Saved data entries
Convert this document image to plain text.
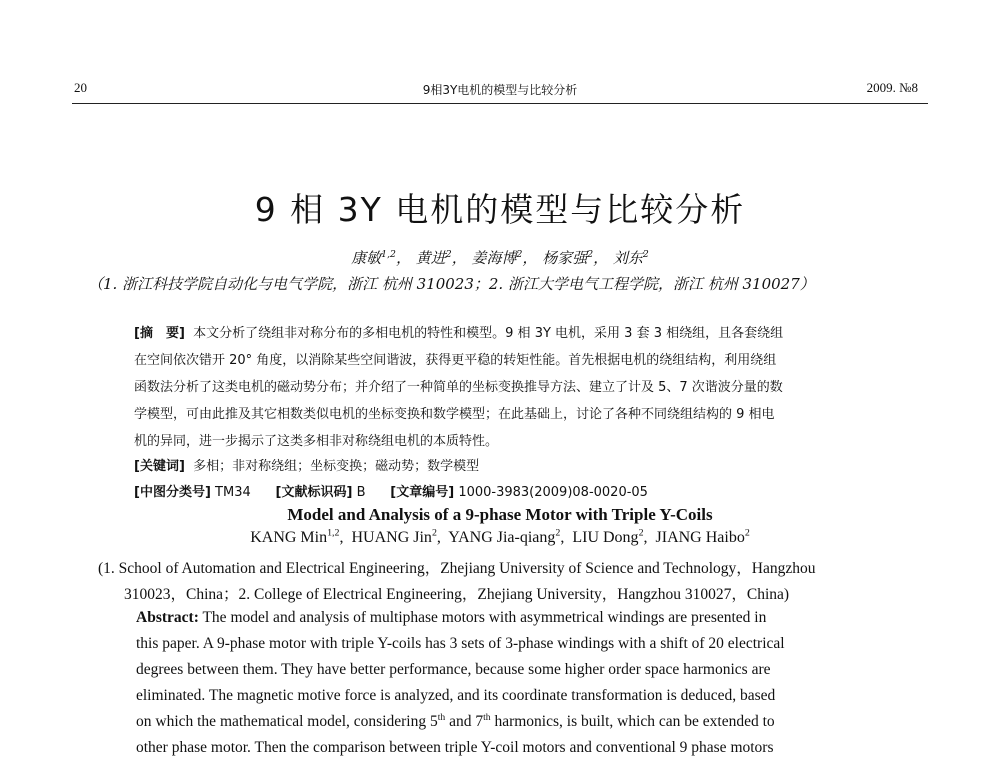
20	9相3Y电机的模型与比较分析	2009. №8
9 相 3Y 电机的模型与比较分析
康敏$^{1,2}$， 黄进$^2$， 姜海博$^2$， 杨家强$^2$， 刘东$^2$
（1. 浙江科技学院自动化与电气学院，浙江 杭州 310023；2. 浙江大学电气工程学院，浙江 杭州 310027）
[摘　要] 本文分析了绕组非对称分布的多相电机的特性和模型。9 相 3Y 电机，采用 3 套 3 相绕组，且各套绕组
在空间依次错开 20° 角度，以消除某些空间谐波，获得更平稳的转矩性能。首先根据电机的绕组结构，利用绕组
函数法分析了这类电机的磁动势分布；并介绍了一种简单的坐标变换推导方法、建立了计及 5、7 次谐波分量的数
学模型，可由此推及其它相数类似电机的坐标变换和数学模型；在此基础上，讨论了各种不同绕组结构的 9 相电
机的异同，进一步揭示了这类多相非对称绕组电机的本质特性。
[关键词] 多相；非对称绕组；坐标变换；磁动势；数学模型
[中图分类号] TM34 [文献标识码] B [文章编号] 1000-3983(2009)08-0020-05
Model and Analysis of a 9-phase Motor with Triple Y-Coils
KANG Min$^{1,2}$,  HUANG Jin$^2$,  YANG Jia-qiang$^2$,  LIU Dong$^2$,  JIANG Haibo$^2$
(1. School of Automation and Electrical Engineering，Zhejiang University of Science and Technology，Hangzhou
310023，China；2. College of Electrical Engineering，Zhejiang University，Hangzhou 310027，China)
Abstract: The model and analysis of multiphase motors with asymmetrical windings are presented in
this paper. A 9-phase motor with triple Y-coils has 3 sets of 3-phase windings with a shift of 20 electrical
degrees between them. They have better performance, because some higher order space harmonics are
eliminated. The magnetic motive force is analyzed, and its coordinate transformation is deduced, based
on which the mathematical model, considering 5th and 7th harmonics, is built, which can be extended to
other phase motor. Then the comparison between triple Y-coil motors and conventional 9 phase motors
* * *
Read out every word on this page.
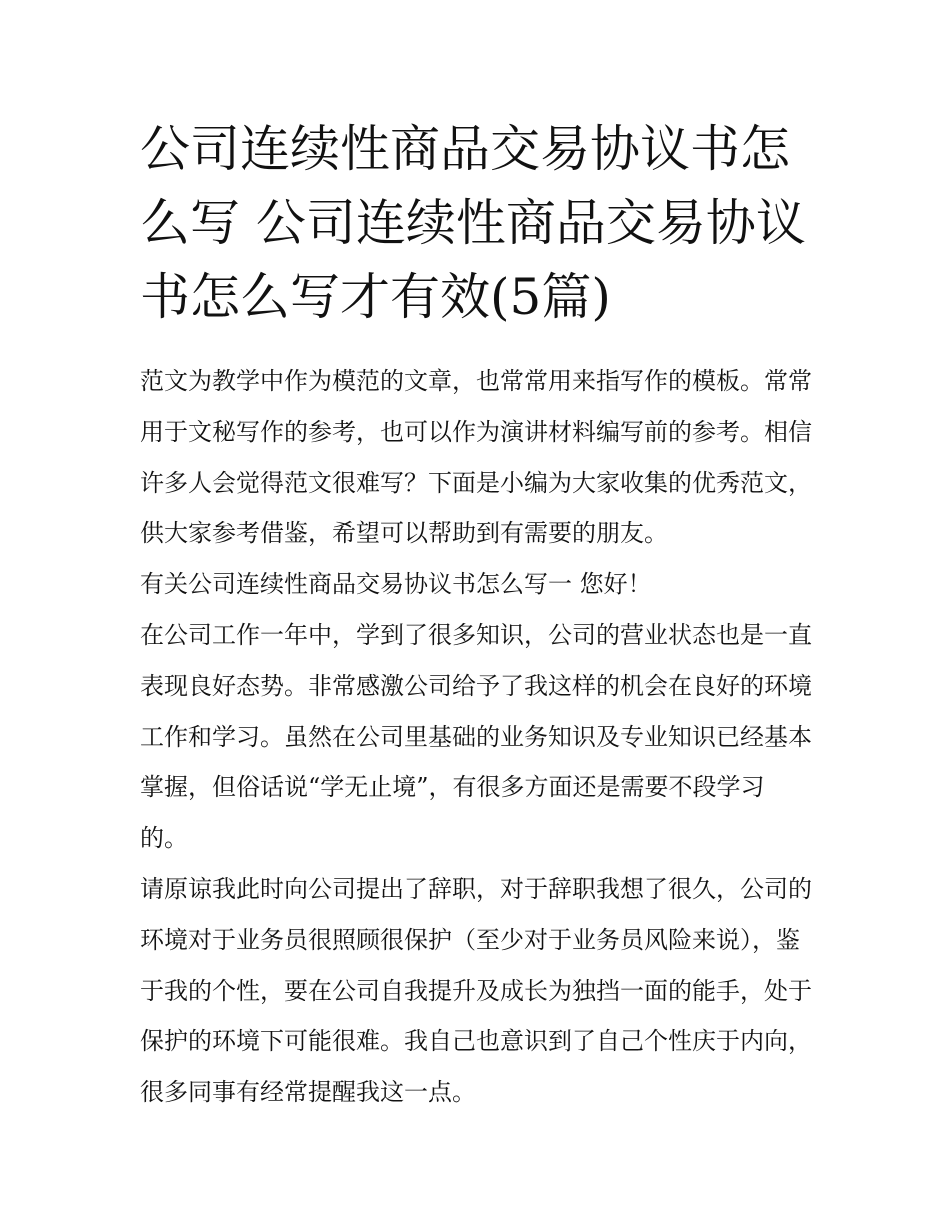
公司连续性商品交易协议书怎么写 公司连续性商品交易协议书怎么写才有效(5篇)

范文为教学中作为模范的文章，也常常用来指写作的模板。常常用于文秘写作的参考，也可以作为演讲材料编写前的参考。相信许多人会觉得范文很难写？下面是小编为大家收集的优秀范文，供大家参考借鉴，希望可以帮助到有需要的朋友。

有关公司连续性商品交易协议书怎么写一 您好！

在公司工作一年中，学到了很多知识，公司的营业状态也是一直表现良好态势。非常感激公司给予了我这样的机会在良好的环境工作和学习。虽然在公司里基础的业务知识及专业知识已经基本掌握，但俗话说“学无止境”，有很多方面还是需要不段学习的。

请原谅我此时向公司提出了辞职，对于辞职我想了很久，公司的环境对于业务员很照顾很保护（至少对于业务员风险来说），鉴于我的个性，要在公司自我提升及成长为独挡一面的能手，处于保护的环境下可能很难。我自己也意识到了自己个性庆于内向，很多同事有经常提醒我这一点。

### [Problem to work on]
Report only the count of lines that include the string "windings".

### [Written answer]
2